Output the material exactly, but drop every image it holds.

+-------+

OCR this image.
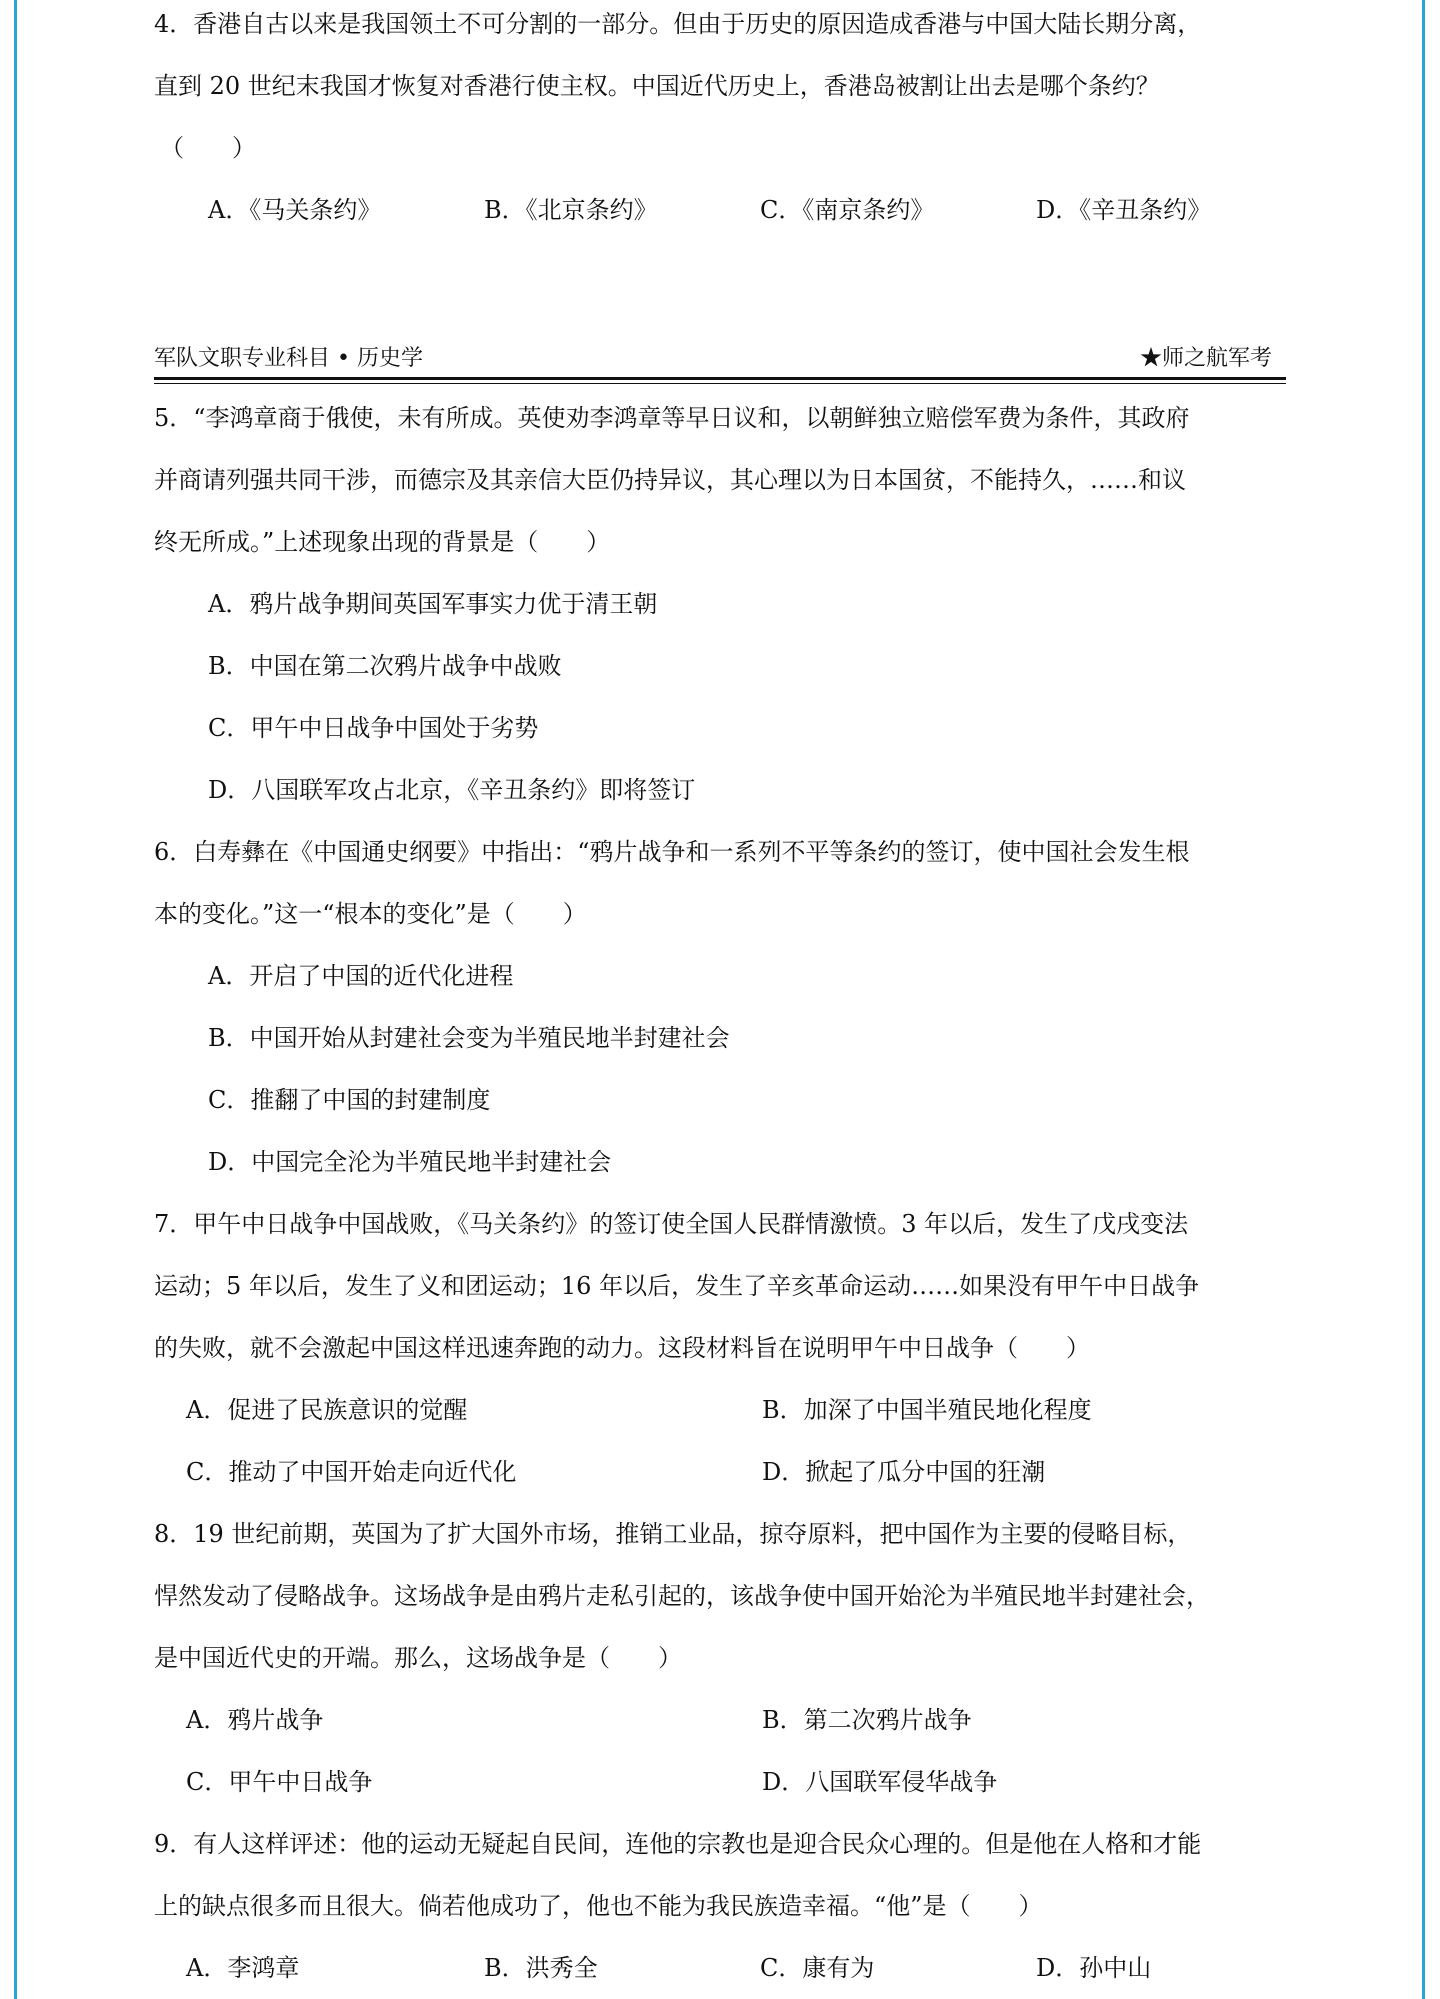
4．香港自古以来是我国领土不可分割的一部分。但由于历史的原因造成香港与中国大陆长期分离，
直到 20 世纪末我国才恢复对香港行使主权。中国近代历史上，香港岛被割让出去是哪个条约？
（　　）
A．《马关条约》	B．《北京条约》	C．《南京条约》	D．《辛丑条约》
军队文职专业科目 • 历史学	★师之航军考
5．“李鸿章商于俄使，未有所成。英使劝李鸿章等早日议和，以朝鲜独立赔偿军费为条件，其政府
并商请列强共同干涉，而德宗及其亲信大臣仍持异议，其心理以为日本国贫，不能持久，……和议
终无所成。”上述现象出现的背景是（　　）
A．鸦片战争期间英国军事实力优于清王朝
B．中国在第二次鸦片战争中战败
C．甲午中日战争中国处于劣势
D．八国联军攻占北京，《辛丑条约》即将签订
6．白寿彝在《中国通史纲要》中指出：“鸦片战争和一系列不平等条约的签订，使中国社会发生根
本的变化。”这一“根本的变化”是（　　）
A．开启了中国的近代化进程
B．中国开始从封建社会变为半殖民地半封建社会
C．推翻了中国的封建制度
D．中国完全沦为半殖民地半封建社会
7．甲午中日战争中国战败，《马关条约》的签订使全国人民群情激愤。3 年以后，发生了戊戌变法
运动；5 年以后，发生了义和团运动；16 年以后，发生了辛亥革命运动……如果没有甲午中日战争
的失败，就不会激起中国这样迅速奔跑的动力。这段材料旨在说明甲午中日战争（　　）
A．促进了民族意识的觉醒	B．加深了中国半殖民地化程度
C．推动了中国开始走向近代化	D．掀起了瓜分中国的狂潮
8．19 世纪前期，英国为了扩大国外市场，推销工业品，掠夺原料，把中国作为主要的侵略目标，
悍然发动了侵略战争。这场战争是由鸦片走私引起的，该战争使中国开始沦为半殖民地半封建社会，
是中国近代史的开端。那么，这场战争是（　　）
A．鸦片战争	B．第二次鸦片战争
C．甲午中日战争	D．八国联军侵华战争
9．有人这样评述：他的运动无疑起自民间，连他的宗教也是迎合民众心理的。但是他在人格和才能
上的缺点很多而且很大。倘若他成功了，他也不能为我民族造幸福。“他”是（　　）
A．李鸿章	B．洪秀全	C．康有为	D．孙中山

+-------+

### Task output
OCR this image.
4．香港自古以来是我国领土不可分割的一部分。但由于历史的原因造成香港与中国大陆长期分离，
直到 20 世纪末我国才恢复对香港行使主权。中国近代历史上，香港岛被割让出去是哪个条约？
（　　）
A．《马关条约》	B．《北京条约》	C．《南京条约》	D．《辛丑条约》
军队文职专业科目 • 历史学	★师之航军考
5．“李鸿章商于俄使，未有所成。英使劝李鸿章等早日议和，以朝鲜独立赔偿军费为条件，其政府
并商请列强共同干涉，而德宗及其亲信大臣仍持异议，其心理以为日本国贫，不能持久，……和议
终无所成。”上述现象出现的背景是（　　）
A．鸦片战争期间英国军事实力优于清王朝
B．中国在第二次鸦片战争中战败
C．甲午中日战争中国处于劣势
D．八国联军攻占北京，《辛丑条约》即将签订
6．白寿彝在《中国通史纲要》中指出：“鸦片战争和一系列不平等条约的签订，使中国社会发生根
本的变化。”这一“根本的变化”是（　　）
A．开启了中国的近代化进程
B．中国开始从封建社会变为半殖民地半封建社会
C．推翻了中国的封建制度
D．中国完全沦为半殖民地半封建社会
7．甲午中日战争中国战败，《马关条约》的签订使全国人民群情激愤。3 年以后，发生了戊戌变法
运动；5 年以后，发生了义和团运动；16 年以后，发生了辛亥革命运动……如果没有甲午中日战争
的失败，就不会激起中国这样迅速奔跑的动力。这段材料旨在说明甲午中日战争（　　）
A．促进了民族意识的觉醒	B．加深了中国半殖民地化程度
C．推动了中国开始走向近代化	D．掀起了瓜分中国的狂潮
8．19 世纪前期，英国为了扩大国外市场，推销工业品，掠夺原料，把中国作为主要的侵略目标，
悍然发动了侵略战争。这场战争是由鸦片走私引起的，该战争使中国开始沦为半殖民地半封建社会，
是中国近代史的开端。那么，这场战争是（　　）
A．鸦片战争	B．第二次鸦片战争
C．甲午中日战争	D．八国联军侵华战争
9．有人这样评述：他的运动无疑起自民间，连他的宗教也是迎合民众心理的。但是他在人格和才能
上的缺点很多而且很大。倘若他成功了，他也不能为我民族造幸福。“他”是（　　）
A．李鸿章	B．洪秀全	C．康有为	D．孙中山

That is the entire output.